**EXERCISE AIM**. Pick out each line with the word "Федерации" from the material that follows.

**Stored data entries**.
<<<<
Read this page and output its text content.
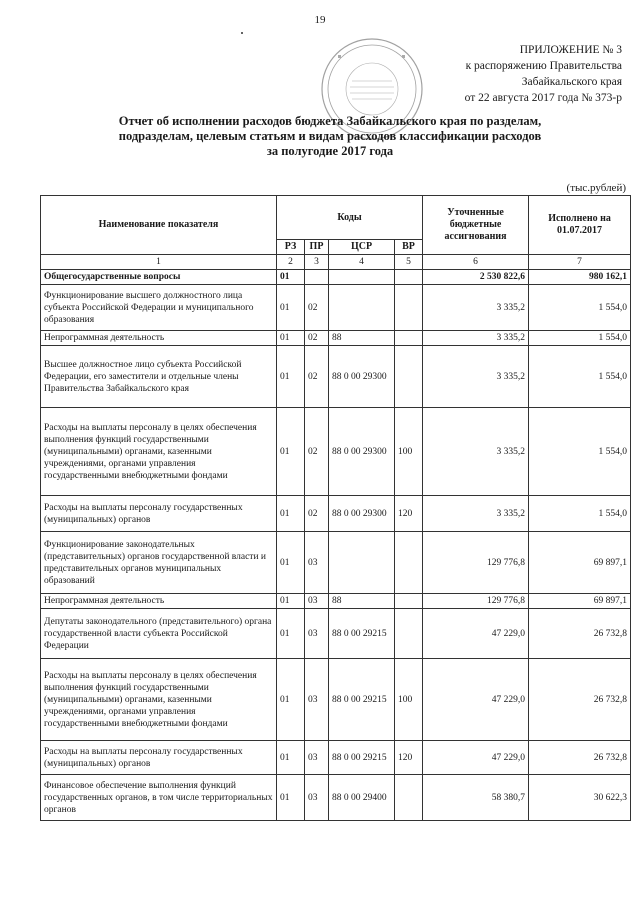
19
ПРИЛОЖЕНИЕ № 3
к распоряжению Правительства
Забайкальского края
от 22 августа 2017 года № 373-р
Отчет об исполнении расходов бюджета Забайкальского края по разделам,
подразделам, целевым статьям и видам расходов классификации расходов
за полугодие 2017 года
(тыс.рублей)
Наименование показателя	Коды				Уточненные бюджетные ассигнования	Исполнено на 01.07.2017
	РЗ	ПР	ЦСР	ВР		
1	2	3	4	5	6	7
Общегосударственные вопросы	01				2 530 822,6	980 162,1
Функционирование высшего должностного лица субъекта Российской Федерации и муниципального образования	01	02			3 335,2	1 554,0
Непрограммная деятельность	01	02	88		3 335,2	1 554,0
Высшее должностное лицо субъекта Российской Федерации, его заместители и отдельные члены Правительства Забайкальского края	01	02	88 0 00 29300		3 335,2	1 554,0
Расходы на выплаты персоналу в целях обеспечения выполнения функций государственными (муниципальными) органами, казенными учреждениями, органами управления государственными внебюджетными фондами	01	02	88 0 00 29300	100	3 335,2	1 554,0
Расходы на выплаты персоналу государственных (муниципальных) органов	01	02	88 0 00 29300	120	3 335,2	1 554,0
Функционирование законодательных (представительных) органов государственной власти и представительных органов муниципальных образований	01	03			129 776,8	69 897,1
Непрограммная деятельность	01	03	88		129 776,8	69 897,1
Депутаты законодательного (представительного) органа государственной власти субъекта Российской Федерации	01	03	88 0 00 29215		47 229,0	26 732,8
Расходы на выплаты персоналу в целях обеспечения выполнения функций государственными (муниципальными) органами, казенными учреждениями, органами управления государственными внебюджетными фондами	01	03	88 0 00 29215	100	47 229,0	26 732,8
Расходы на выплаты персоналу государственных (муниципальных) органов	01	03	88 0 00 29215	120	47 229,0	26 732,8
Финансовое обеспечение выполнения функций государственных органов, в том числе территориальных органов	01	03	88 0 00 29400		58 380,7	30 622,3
>>>>
<<<<
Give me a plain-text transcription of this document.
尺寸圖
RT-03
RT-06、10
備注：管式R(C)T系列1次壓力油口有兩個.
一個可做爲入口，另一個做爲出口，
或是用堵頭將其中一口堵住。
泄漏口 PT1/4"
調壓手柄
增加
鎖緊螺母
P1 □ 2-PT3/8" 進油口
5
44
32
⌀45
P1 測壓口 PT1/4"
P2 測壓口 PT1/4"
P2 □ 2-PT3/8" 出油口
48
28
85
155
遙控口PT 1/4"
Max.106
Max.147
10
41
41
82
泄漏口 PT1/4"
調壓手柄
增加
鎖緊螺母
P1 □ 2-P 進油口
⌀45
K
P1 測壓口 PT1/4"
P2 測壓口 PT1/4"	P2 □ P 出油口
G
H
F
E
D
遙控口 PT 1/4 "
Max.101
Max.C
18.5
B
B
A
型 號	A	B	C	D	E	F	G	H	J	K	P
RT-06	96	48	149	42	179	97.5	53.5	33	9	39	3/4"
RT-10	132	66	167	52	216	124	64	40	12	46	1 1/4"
>>>>
**THE SOLUTION**.
Функционирование высшего должностного лица субъекта Российской Федерации и муниципального образования	01	02			3 335,2	1 554,0
Высшее должностное лицо субъекта Российской Федерации, его заместители и отдельные члены Правительства Забайкальского края	01	02	88 0 00 29300		3 335,2	1 554,0
Депутаты законодательного (представительного) органа государственной власти субъекта Российской Федерации	01	03	88 0 00 29215		47 229,0	26 732,8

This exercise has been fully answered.